Following are some unfortunate drawbacks to supporting free software on a fully-paid-for $100 payments-centric laptop while Chromebooks and Google itself, not me, are an industry controversy because of who they undercut. So here's a disclaimer: HP, Google, and Intel are the same company until you complain about them. That binary blob may as well be known as 'silicon'. .. Hmm..

  • Sound configuration proprietary; November 2021 - This Chromebook PC was built with a sound rights management chipset that is mostly incompatible with Linux while being compatible only with the pre-installed pre-refund Google Chrome O.S. Since there's no Linux community these days without a broken search engine and a bunch of complicated mis-architected web pages in the middle to distract people and piss them off, my first mitigation was to avoid the HP/Google game of "keep reporting something to our marketing team on Twitter so we can pretend like we didn't hear you so you look weak to everyone who you were stupid to speak up around". My next mitigation was to invest in a USB sound card attachment. Finally, about a year later, I changed my kernel configuration, and that repaired part of the problem in what seems to be the most popular fix for this insulting sound architecture. In hindsight, this chipset was only priced in and placed where it was at the time of purchase only to have me complain about simplicities being overarchitected and stupid numbering systems being an existing game. The SoundBlaster code from Linux 1.2 was much easier to understand. (fault: linux da7219 sof-audio-pci-intel-apl bxt_da7219_mx98357a sof-bxtda7219max)
  • Linux 6.3 backlight hit; May 2023 - The "Intel Corporation I915" device driver was broken in an official Linux kernel update to the point it would kernel panic instead of allow changing the brightness of the Chromebook's backlight. I guess you could say somebody qualified a hit of this driver in to make a point about working in the merry-land game system of 9-to-5. Wink-dows. I started avoiding repairing and reporting bugs in Linux software at this point due to what I know about who is using pseudo-software (drivers) to hurt (a.k.a. politic) people in this complex way. Hint: This computer still has the oppressive stock Chromebook firmware with Google Chrome O.S. still pre-installed. First mitigation was to stay on an earlier kernel, as complex as that would seem. (fault: linux-6.0 drivers/gpu/drm/i915/intel_uncore.c __unclaimed_reg_debug)
  • Linux 6.5 visual hit; August 2023 - After my July post about theming the GNOME shell and going on strike, the official "Intel Corporation I915" device driver was further sabotaged to now not allow the video card to start up, resulting in a kernel panic. First mitigation is to again avoid reporting the bug and now to blacklist the i915 module and use a 'vga=' command line to allow the now-opinionated GRUB operating system to start Linux. This tries to use the hardware's historical VBE VESA BIOS extensions and not a wound proprietary chip stack full of ham and egotistical coding science majors. (fault: linux-6.5 drivers/gpu/drm/drm_vblank.c drm_crtc_vblank_helper_get_vblank_timestamp_internal)
  • USB boot lockdown; August 2023 - After a Google Chrome O.S. firmware update happened, this Chromebook PC is now, under known conditions of usage, locking down USB ports from being able to be used to boot Linux until Google Chrome O.S. is started instead using Control-D. After this, the USB ports reappear upon power-off to the BIOS. I keep an empty no-name Google account on this Chromebook so Google doesn't know who I am because keeping secrets is important. It builds character. That's what I say today to get Google in trouble tomorrow since they're still stealing people's web sites in the midst of a writers' strike.

→ Short task:
From the Chromebook post above, can you output the stretch that begins with "Following are some" and ends with "as 'silicon'. .. Hmm..", copied word for word?

→ Supplied information:
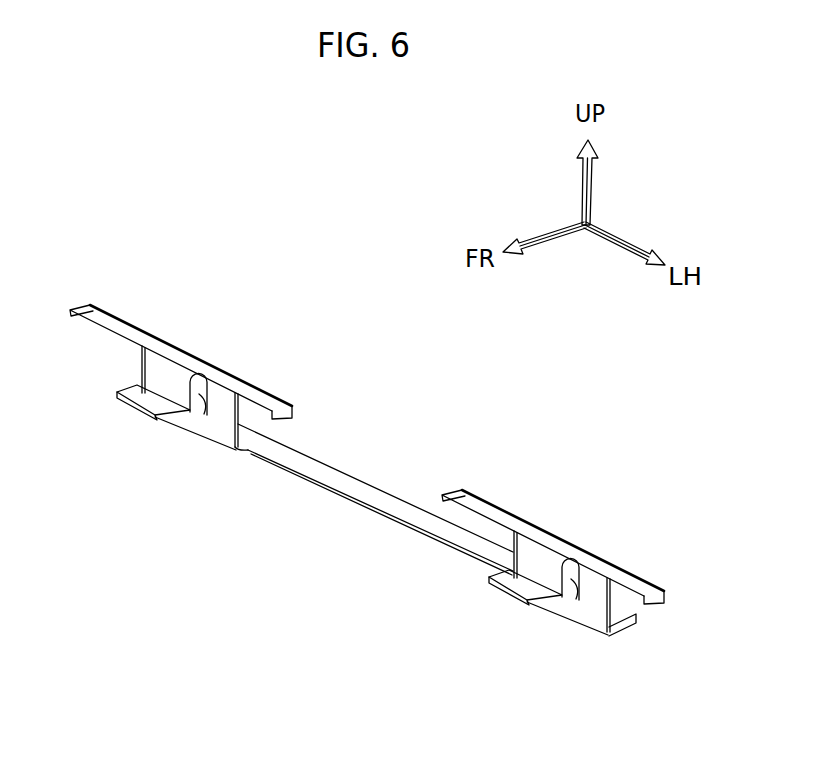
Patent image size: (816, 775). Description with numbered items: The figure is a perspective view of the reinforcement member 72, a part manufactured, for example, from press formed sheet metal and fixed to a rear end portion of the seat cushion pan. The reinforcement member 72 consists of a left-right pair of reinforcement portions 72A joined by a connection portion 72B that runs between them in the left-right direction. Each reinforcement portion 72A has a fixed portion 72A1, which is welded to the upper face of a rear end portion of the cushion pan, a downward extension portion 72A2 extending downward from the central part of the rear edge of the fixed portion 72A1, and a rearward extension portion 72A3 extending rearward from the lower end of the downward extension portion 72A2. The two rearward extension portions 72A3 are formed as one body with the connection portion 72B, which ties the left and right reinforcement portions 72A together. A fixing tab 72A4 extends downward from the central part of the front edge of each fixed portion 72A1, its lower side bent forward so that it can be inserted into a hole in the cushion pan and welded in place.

The reinforcement member 72 is at (330, 566).
The reinforcement portion 72A is at (194, 355).
The fixed portion 72A1 is at (118, 325).
The downward extension portion 72A2 is at (213, 422).
The rearward extension portion 72A3 is at (233, 418).
The fixing tab 72A4 is at (122, 400).
The connection portion 72B is at (379, 490).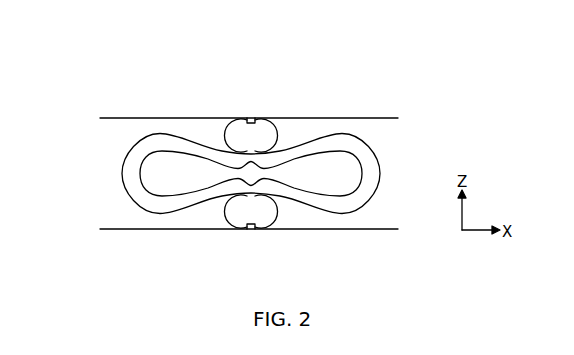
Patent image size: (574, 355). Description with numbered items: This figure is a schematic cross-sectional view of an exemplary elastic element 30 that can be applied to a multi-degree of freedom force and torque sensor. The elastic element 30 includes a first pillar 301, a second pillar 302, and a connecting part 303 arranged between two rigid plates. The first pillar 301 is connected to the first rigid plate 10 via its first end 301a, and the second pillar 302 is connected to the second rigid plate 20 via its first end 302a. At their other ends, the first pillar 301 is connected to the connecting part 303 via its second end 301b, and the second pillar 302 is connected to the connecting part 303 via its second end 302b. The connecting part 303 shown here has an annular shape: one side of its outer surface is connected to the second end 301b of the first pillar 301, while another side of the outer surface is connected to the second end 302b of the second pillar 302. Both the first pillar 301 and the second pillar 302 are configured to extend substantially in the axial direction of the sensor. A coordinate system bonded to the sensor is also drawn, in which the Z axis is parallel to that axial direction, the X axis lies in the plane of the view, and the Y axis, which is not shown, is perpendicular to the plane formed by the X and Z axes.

The first rigid plate 10 is at (383, 118).
The second rigid plate 20 is at (384, 229).
The elastic element 30 is at (128, 45).
The first pillar 301 is at (268, 111).
The first end of the first pillar 301a is at (249, 118).
The second end of the first pillar 301b is at (239, 135).
The second pillar 302 is at (277, 235).
The first end of the second pillar 302a is at (258, 229).
The second end of the second pillar 302b is at (237, 211).
The connecting part 303 is at (122, 172).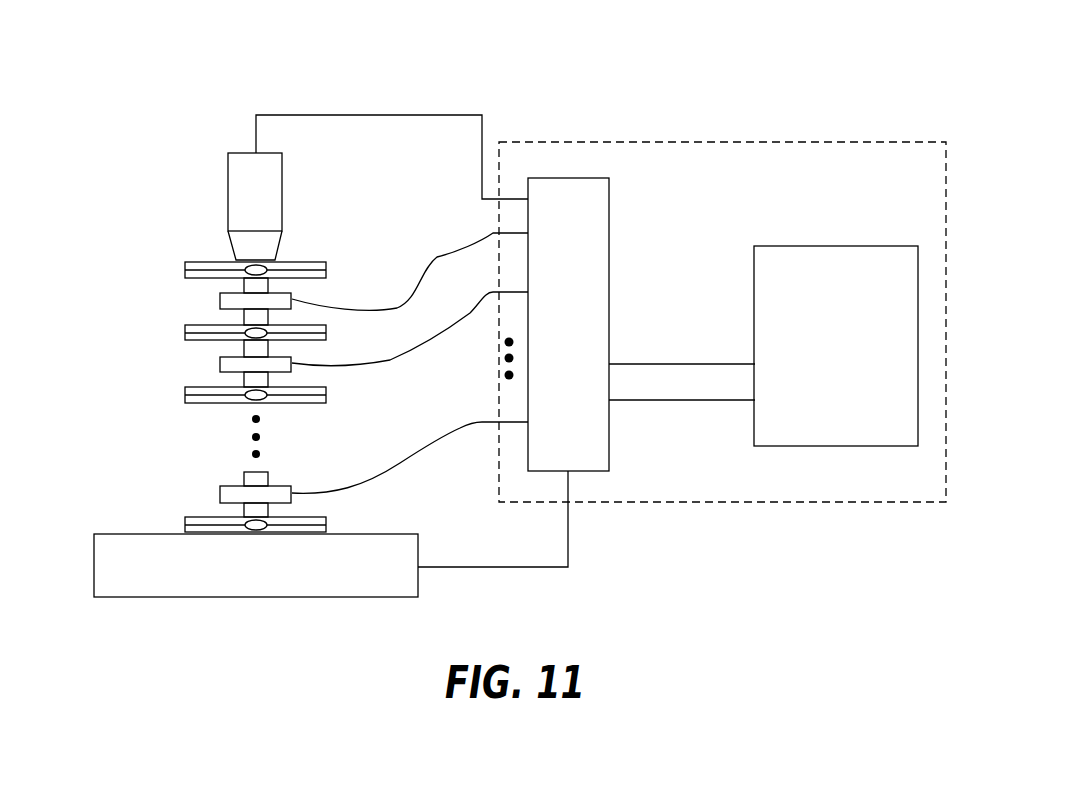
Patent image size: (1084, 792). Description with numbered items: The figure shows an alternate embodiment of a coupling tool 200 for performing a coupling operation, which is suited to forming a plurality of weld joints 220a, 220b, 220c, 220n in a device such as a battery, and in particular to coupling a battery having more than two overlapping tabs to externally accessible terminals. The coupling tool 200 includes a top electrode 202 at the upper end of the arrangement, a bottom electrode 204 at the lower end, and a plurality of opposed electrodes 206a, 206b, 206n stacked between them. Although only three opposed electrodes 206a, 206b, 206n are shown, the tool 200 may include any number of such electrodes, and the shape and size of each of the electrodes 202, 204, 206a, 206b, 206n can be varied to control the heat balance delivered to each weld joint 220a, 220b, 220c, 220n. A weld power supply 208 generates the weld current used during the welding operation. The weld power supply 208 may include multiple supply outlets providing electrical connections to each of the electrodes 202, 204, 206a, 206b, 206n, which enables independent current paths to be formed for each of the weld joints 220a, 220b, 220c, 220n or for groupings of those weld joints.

→ Task response:
Following are some unfortunate drawbacks to supporting free software on a fully-paid-for $100 payments-centric laptop while Chromebooks and Google itself, not me, are an industry controversy because of who they undercut. So here's a disclaimer: HP, Google, and Intel are the same company until you complain about them. That binary blob may as well be known as 'silicon'. .. Hmm..